● **Aim**
Look through the entries and report how many lines include the word "花开总有花落". Give the number alone.

[Dataset records]
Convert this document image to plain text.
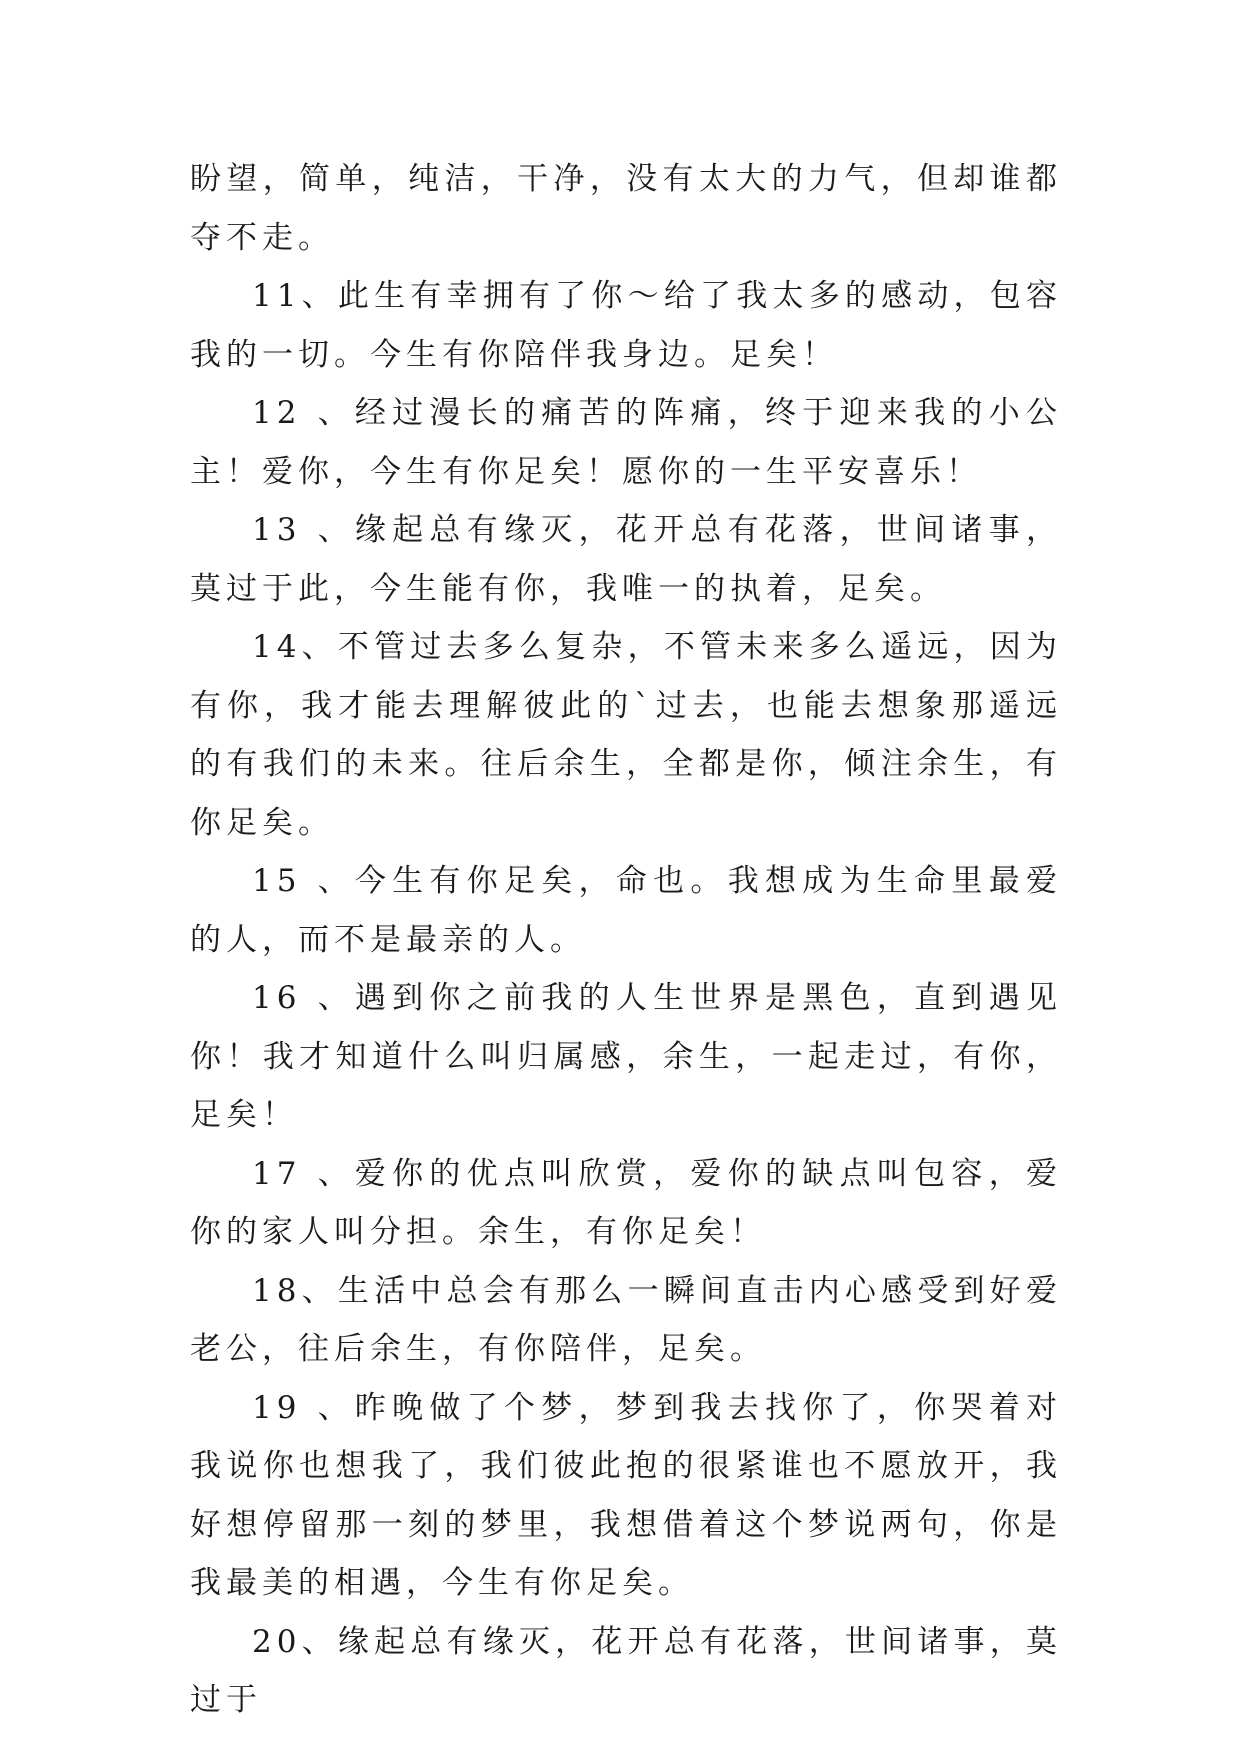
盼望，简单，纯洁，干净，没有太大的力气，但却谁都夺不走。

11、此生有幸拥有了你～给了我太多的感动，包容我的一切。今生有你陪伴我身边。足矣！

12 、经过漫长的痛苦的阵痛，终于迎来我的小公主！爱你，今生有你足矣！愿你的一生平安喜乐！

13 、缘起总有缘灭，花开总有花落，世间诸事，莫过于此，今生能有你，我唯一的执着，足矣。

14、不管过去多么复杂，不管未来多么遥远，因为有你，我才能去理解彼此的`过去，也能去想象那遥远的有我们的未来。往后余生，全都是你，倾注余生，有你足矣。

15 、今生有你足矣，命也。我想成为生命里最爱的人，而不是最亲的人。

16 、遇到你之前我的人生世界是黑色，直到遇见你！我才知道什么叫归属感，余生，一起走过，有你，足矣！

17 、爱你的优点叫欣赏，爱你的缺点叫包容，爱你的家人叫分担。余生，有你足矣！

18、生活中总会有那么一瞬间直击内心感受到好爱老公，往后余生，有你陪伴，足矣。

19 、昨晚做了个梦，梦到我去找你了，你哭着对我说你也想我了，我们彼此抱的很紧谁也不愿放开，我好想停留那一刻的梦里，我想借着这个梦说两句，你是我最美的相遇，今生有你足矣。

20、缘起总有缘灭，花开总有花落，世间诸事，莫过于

---

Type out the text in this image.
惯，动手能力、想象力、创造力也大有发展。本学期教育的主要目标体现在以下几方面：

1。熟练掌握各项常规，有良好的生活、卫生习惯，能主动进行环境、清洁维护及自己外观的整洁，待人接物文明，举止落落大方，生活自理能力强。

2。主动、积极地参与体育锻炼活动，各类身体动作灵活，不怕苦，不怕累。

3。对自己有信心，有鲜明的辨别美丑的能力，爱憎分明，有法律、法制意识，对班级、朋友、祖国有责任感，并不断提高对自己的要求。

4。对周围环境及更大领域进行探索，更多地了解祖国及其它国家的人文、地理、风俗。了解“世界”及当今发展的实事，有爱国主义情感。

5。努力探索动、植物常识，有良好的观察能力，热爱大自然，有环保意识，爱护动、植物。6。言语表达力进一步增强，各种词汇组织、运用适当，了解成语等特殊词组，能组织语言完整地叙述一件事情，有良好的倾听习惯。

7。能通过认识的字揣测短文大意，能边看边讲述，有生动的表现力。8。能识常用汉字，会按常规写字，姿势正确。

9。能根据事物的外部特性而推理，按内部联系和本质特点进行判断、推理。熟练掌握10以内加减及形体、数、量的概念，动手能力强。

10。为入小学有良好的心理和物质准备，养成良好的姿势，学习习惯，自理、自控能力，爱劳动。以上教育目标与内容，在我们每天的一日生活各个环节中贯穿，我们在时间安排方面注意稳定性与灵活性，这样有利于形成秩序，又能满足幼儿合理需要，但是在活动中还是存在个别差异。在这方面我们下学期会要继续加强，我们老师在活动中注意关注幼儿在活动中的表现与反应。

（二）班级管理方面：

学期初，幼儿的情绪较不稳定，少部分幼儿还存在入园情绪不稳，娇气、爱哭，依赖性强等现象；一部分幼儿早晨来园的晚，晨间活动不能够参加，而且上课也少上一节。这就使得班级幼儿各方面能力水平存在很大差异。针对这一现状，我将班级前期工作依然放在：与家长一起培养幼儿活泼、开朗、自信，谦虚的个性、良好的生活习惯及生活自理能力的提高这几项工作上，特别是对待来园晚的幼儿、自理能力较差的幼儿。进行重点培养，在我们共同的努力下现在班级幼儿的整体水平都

● **Finished exercise**
2